What is expected:
Output the material below in full, exactly as it is.

Data entries for graphics

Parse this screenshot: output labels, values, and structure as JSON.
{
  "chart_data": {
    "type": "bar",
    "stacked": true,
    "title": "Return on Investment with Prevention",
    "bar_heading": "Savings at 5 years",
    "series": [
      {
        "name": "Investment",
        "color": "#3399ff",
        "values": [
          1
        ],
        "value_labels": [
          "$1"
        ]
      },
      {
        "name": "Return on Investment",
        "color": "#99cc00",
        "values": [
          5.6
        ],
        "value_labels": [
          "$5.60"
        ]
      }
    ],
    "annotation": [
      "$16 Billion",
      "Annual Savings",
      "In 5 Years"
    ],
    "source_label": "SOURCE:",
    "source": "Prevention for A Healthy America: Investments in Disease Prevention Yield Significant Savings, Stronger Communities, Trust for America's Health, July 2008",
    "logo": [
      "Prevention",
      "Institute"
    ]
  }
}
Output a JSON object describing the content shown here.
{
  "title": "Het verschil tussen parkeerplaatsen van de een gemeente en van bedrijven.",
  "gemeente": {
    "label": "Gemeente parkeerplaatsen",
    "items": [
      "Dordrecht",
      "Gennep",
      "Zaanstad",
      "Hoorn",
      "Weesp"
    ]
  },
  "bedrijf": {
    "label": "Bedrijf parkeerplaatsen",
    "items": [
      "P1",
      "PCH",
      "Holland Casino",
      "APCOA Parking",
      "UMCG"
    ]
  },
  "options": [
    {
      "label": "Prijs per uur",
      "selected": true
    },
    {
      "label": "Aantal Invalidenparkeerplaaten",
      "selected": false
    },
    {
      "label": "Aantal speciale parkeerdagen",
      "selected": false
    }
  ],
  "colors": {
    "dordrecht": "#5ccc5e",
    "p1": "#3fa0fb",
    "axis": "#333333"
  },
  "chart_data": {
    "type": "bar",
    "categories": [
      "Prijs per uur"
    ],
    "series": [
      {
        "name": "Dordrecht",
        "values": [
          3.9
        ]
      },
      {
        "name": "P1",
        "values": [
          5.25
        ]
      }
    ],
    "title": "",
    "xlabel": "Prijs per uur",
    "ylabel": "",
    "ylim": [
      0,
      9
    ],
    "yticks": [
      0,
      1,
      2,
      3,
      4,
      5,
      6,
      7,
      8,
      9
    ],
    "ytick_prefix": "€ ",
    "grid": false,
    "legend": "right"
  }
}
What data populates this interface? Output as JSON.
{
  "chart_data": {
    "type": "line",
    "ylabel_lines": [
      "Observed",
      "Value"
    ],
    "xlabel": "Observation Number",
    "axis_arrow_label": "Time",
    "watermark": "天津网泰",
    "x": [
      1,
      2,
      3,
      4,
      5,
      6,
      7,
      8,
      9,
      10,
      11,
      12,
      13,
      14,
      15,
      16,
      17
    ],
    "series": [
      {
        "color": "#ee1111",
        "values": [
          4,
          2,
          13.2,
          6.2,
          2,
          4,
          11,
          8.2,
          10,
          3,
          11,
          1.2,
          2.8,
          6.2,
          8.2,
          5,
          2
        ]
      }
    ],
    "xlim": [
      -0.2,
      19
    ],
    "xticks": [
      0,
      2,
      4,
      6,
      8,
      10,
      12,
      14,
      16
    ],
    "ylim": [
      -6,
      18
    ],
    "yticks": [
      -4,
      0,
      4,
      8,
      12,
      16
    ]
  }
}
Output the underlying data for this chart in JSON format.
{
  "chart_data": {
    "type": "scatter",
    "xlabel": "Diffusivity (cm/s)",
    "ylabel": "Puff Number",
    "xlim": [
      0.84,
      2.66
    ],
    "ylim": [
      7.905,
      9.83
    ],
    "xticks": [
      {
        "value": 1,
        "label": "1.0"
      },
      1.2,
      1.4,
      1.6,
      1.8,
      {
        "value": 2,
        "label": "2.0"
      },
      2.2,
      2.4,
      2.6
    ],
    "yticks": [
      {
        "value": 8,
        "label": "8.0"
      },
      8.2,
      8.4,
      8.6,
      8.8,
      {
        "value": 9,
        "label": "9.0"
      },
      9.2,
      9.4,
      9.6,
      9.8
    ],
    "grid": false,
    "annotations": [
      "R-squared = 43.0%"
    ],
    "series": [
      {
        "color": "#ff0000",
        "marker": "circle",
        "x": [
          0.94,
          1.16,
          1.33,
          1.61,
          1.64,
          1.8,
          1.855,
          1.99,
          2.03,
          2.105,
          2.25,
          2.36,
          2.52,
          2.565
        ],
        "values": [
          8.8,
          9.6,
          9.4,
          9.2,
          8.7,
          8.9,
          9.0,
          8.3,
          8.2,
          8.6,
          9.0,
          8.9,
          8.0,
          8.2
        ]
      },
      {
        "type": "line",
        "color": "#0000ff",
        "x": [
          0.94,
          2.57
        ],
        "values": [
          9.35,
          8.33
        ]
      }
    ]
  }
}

Exercise solution:
Parse this screenshot: output labels, values, and structure as JSON.
{
  "chart_data": {
    "type": "bar",
    "stacked": true,
    "title": "Return on Investment with Prevention",
    "bar_heading": "Savings at 5 years",
    "series": [
      {
        "name": "Investment",
        "color": "#3399ff",
        "values": [
          1
        ],
        "value_labels": [
          "$1"
        ]
      },
      {
        "name": "Return on Investment",
        "color": "#99cc00",
        "values": [
          5.6
        ],
        "value_labels": [
          "$5.60"
        ]
      }
    ],
    "annotation": [
      "$16 Billion",
      "Annual Savings",
      "In 5 Years"
    ],
    "source_label": "SOURCE:",
    "source": "Prevention for A Healthy America: Investments in Disease Prevention Yield Significant Savings, Stronger Communities, Trust for America's Health, July 2008",
    "logo": [
      "Prevention",
      "Institute"
    ]
  }
}
Output a JSON object describing the content shown here.
{
  "title": "Het verschil tussen parkeerplaatsen van de een gemeente en van bedrijven.",
  "gemeente": {
    "label": "Gemeente parkeerplaatsen",
    "items": [
      "Dordrecht",
      "Gennep",
      "Zaanstad",
      "Hoorn",
      "Weesp"
    ]
  },
  "bedrijf": {
    "label": "Bedrijf parkeerplaatsen",
    "items": [
      "P1",
      "PCH",
      "Holland Casino",
      "APCOA Parking",
      "UMCG"
    ]
  },
  "options": [
    {
      "label": "Prijs per uur",
      "selected": true
    },
    {
      "label": "Aantal Invalidenparkeerplaaten",
      "selected": false
    },
    {
      "label": "Aantal speciale parkeerdagen",
      "selected": false
    }
  ],
  "colors": {
    "dordrecht": "#5ccc5e",
    "p1": "#3fa0fb",
    "axis": "#333333"
  },
  "chart_data": {
    "type": "bar",
    "categories": [
      "Prijs per uur"
    ],
    "series": [
      {
        "name": "Dordrecht",
        "values": [
          3.9
        ]
      },
      {
        "name": "P1",
        "values": [
          5.25
        ]
      }
    ],
    "title": "",
    "xlabel": "Prijs per uur",
    "ylabel": "",
    "ylim": [
      0,
      9
    ],
    "yticks": [
      0,
      1,
      2,
      3,
      4,
      5,
      6,
      7,
      8,
      9
    ],
    "ytick_prefix": "€ ",
    "grid": false,
    "legend": "right"
  }
}
What data populates this interface? Output as JSON.
{
  "chart_data": {
    "type": "line",
    "ylabel_lines": [
      "Observed",
      "Value"
    ],
    "xlabel": "Observation Number",
    "axis_arrow_label": "Time",
    "watermark": "天津网泰",
    "x": [
      1,
      2,
      3,
      4,
      5,
      6,
      7,
      8,
      9,
      10,
      11,
      12,
      13,
      14,
      15,
      16,
      17
    ],
    "series": [
      {
        "color": "#ee1111",
        "values": [
          4,
          2,
          13.2,
          6.2,
          2,
          4,
          11,
          8.2,
          10,
          3,
          11,
          1.2,
          2.8,
          6.2,
          8.2,
          5,
          2
        ]
      }
    ],
    "xlim": [
      -0.2,
      19
    ],
    "xticks": [
      0,
      2,
      4,
      6,
      8,
      10,
      12,
      14,
      16
    ],
    "ylim": [
      -6,
      18
    ],
    "yticks": [
      -4,
      0,
      4,
      8,
      12,
      16
    ]
  }
}
Output the underlying data for this chart in JSON format.
{
  "chart_data": {
    "type": "scatter",
    "xlabel": "Diffusivity (cm/s)",
    "ylabel": "Puff Number",
    "xlim": [
      0.84,
      2.66
    ],
    "ylim": [
      7.905,
      9.83
    ],
    "xticks": [
      {
        "value": 1,
        "label": "1.0"
      },
      1.2,
      1.4,
      1.6,
      1.8,
      {
        "value": 2,
        "label": "2.0"
      },
      2.2,
      2.4,
      2.6
    ],
    "yticks": [
      {
        "value": 8,
        "label": "8.0"
      },
      8.2,
      8.4,
      8.6,
      8.8,
      {
        "value": 9,
        "label": "9.0"
      },
      9.2,
      9.4,
      9.6,
      9.8
    ],
    "grid": false,
    "annotations": [
      "R-squared = 43.0%"
    ],
    "series": [
      {
        "color": "#ff0000",
        "marker": "circle",
        "x": [
          0.94,
          1.16,
          1.33,
          1.61,
          1.64,
          1.8,
          1.855,
          1.99,
          2.03,
          2.105,
          2.25,
          2.36,
          2.52,
          2.565
        ],
        "values": [
          8.8,
          9.6,
          9.4,
          9.2,
          8.7,
          8.9,
          9.0,
          8.3,
          8.2,
          8.6,
          9.0,
          8.9,
          8.0,
          8.2
        ]
      },
      {
        "type": "line",
        "color": "#0000ff",
        "x": [
          0.94,
          2.57
        ],
        "values": [
          9.35,
          8.33
        ]
      }
    ]
  }
}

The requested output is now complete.